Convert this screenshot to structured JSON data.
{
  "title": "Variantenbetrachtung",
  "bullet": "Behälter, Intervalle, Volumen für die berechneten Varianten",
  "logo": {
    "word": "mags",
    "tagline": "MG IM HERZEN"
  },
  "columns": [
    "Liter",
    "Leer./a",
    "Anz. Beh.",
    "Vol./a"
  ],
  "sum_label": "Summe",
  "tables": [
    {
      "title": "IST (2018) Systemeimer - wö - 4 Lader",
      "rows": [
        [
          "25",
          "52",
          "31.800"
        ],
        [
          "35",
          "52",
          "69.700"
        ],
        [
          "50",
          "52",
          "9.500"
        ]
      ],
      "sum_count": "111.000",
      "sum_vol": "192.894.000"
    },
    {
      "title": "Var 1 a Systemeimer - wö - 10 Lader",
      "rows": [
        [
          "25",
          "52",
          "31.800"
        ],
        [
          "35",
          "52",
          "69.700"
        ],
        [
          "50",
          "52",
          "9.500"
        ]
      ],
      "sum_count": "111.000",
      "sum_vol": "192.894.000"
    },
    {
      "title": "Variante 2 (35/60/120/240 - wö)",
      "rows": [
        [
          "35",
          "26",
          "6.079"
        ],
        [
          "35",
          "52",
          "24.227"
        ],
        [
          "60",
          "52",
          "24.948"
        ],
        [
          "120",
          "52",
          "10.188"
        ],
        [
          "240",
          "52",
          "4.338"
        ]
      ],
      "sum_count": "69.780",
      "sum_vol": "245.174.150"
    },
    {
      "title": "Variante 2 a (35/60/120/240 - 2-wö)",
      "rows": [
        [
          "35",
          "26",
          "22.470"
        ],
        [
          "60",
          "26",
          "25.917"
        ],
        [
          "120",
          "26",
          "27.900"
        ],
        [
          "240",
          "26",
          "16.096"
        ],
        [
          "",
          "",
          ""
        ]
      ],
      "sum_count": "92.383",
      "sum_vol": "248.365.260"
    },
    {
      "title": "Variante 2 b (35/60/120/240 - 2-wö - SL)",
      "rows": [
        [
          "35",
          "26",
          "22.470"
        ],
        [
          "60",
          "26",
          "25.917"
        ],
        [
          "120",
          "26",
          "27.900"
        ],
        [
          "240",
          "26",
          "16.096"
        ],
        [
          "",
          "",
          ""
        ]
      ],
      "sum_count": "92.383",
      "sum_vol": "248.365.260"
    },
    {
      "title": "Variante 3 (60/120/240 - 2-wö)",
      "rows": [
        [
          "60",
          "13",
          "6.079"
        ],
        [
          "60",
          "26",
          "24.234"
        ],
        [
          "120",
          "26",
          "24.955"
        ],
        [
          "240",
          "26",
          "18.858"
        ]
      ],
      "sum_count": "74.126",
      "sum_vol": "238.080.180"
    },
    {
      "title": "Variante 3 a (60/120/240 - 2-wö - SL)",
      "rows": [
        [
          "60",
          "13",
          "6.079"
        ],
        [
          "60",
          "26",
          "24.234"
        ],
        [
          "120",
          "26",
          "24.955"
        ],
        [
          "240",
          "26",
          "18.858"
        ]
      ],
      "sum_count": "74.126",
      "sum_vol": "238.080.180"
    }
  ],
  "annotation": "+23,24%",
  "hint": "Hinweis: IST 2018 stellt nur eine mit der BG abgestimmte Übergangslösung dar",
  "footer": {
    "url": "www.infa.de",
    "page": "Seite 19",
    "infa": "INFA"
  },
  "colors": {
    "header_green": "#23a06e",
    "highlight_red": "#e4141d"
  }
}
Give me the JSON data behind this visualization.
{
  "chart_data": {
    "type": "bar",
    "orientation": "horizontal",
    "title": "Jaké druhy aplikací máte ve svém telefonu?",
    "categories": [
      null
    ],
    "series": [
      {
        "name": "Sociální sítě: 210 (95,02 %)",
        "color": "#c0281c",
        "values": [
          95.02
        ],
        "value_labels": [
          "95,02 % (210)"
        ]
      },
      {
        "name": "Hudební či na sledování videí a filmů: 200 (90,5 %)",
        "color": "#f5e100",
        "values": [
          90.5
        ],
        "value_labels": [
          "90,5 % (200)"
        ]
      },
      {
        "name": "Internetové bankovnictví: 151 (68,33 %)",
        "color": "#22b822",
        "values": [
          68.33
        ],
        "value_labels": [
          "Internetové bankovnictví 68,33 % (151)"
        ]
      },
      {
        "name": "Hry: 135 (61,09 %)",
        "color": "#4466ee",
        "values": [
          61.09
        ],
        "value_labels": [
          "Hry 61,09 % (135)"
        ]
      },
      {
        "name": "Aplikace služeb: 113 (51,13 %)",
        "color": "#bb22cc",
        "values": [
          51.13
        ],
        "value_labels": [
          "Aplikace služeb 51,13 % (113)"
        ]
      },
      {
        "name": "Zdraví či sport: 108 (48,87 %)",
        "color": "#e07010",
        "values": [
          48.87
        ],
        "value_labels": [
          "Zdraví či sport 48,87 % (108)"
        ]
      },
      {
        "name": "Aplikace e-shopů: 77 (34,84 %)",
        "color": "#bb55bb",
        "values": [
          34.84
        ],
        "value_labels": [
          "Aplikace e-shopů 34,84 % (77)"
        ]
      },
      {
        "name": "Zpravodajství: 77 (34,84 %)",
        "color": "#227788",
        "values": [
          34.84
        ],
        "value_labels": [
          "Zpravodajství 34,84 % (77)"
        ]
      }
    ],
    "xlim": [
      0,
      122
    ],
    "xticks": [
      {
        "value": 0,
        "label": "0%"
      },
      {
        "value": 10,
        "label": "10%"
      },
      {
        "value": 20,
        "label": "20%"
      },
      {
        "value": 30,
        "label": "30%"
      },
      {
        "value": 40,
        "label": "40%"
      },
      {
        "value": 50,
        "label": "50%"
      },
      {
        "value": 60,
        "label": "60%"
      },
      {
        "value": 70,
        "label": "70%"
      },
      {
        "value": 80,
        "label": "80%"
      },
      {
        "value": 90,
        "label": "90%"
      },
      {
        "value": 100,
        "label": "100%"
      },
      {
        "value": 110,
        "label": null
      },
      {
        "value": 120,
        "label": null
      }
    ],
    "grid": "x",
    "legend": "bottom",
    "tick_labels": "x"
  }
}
────────
▶ Stated goal:
Identify and copy lines that hold the string "Internetové".

▶ Finished exercise:
        "name": "Internetové bankovnictví: 151 (68,33 %)",
          "Internetové bankovnictví 68,33 % (151)"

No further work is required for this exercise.